#### [ROWS]
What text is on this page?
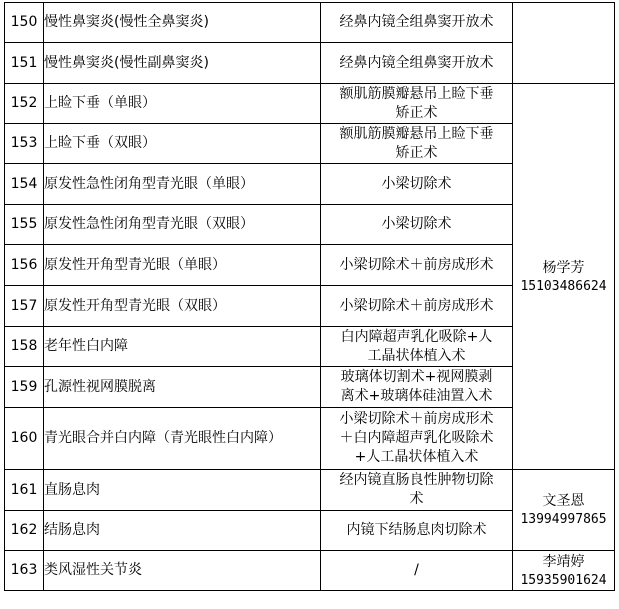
150	慢性鼻窦炎(慢性全鼻窦炎)	经鼻内镜全组鼻窦开放术	

151	慢性鼻窦炎(慢性副鼻窦炎)	经鼻内镜全组鼻窦开放术	

152	上睑下垂（单眼）	额肌筋膜瓣悬吊上睑下垂
矫正术	杨学芳
15103486624

153	上睑下垂（双眼）	额肌筋膜瓣悬吊上睑下垂
矫正术	

154	原发性急性闭角型青光眼（单眼）	小梁切除术	

155	原发性急性闭角型青光眼（双眼）	小梁切除术	

156	原发性开角型青光眼（单眼）	小梁切除术＋前房成形术	

157	原发性开角型青光眼（双眼）	小梁切除术＋前房成形术	

158	老年性白内障	白内障超声乳化吸除+人
工晶状体植入术	

159	孔源性视网膜脱离	玻璃体切割术+视网膜剥
离术+玻璃体硅油置入术	

160	青光眼合并白内障（青光眼性白内障）	小梁切除术＋前房成形术
＋白内障超声乳化吸除术
+人工晶状体植入术	

161	直肠息肉	经内镜直肠良性肿物切除
术	文圣恩
13994997865

162	结肠息肉	内镜下结肠息肉切除术	

163	类风湿性关节炎	/	李靖婷
15935901624
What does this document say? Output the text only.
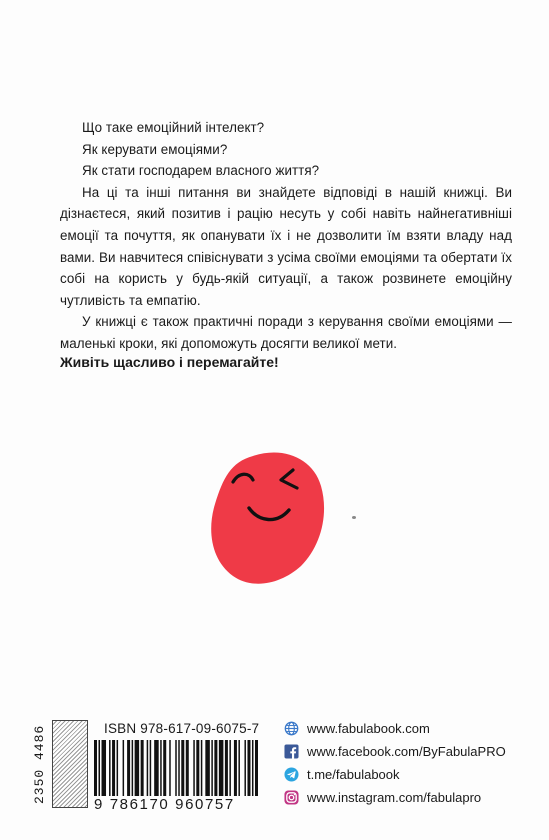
Що таке емоційний інтелект?
Як керувати емоціями?
Як стати господарем власного життя?
На ці та інші питання ви знайдете відповіді в нашій книжці. Ви дізнаєтеся, який позитив і рацію несуть у собі навіть найнегативніші емоції та почуття, як опанувати їх і не дозволити їм взяти владу над вами. Ви навчитеся співіснувати з усіма своїми емоціями та обертати їх собі на користь у будь-якій ситуації, а також розвинете емоційну чутливість та емпатію.
У книжці є також практичні поради з керування своїми емоціями — маленькі кроки, які допоможуть досягти великої мети.
Живіть щасливо і перемагайте!
2350 4486	ISBN 978-617-09-6075-7
9 786170 960757
www.fabulabook.com
www.facebook.com/ByFabulaPRO
t.me/fabulabook
www.instagram.com/fabulapro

#### [REQUIREMENTS]
Every record above should come back exactly, but without its pictures.

#### [FULL OUTPUT]
What text is on this page?
150	慢性鼻窦炎(慢性全鼻窦炎)	经鼻内镜全组鼻窦开放术	

151	慢性鼻窦炎(慢性副鼻窦炎)	经鼻内镜全组鼻窦开放术	

152	上睑下垂（单眼）	额肌筋膜瓣悬吊上睑下垂
矫正术	杨学芳
15103486624

153	上睑下垂（双眼）	额肌筋膜瓣悬吊上睑下垂
矫正术	

154	原发性急性闭角型青光眼（单眼）	小梁切除术	

155	原发性急性闭角型青光眼（双眼）	小梁切除术	

156	原发性开角型青光眼（单眼）	小梁切除术＋前房成形术	

157	原发性开角型青光眼（双眼）	小梁切除术＋前房成形术	

158	老年性白内障	白内障超声乳化吸除+人
工晶状体植入术	

159	孔源性视网膜脱离	玻璃体切割术+视网膜剥
离术+玻璃体硅油置入术	

160	青光眼合并白内障（青光眼性白内障）	小梁切除术＋前房成形术
＋白内障超声乳化吸除术
+人工晶状体植入术	

161	直肠息肉	经内镜直肠良性肿物切除
术	文圣恩
13994997865

162	结肠息肉	内镜下结肠息肉切除术	

163	类风湿性关节炎	/	李靖婷
15935901624
What does this document say? Output the text only.
Що таке емоційний інтелект?
Як керувати емоціями?
Як стати господарем власного життя?
На ці та інші питання ви знайдете відповіді в нашій книжці. Ви дізнаєтеся, який позитив і рацію несуть у собі навіть найнегативніші емоції та почуття, як опанувати їх і не дозволити їм взяти владу над вами. Ви навчитеся співіснувати з усіма своїми емоціями та обертати їх собі на користь у будь-якій ситуації, а також розвинете емоційну чутливість та емпатію.
У книжці є також практичні поради з керування своїми емоціями — маленькі кроки, які допоможуть досягти великої мети.
Живіть щасливо і перемагайте!
2350 4486	ISBN 978-617-09-6075-7
9 786170 960757
www.fabulabook.com
www.facebook.com/ByFabulaPRO
t.me/fabulabook
www.instagram.com/fabulapro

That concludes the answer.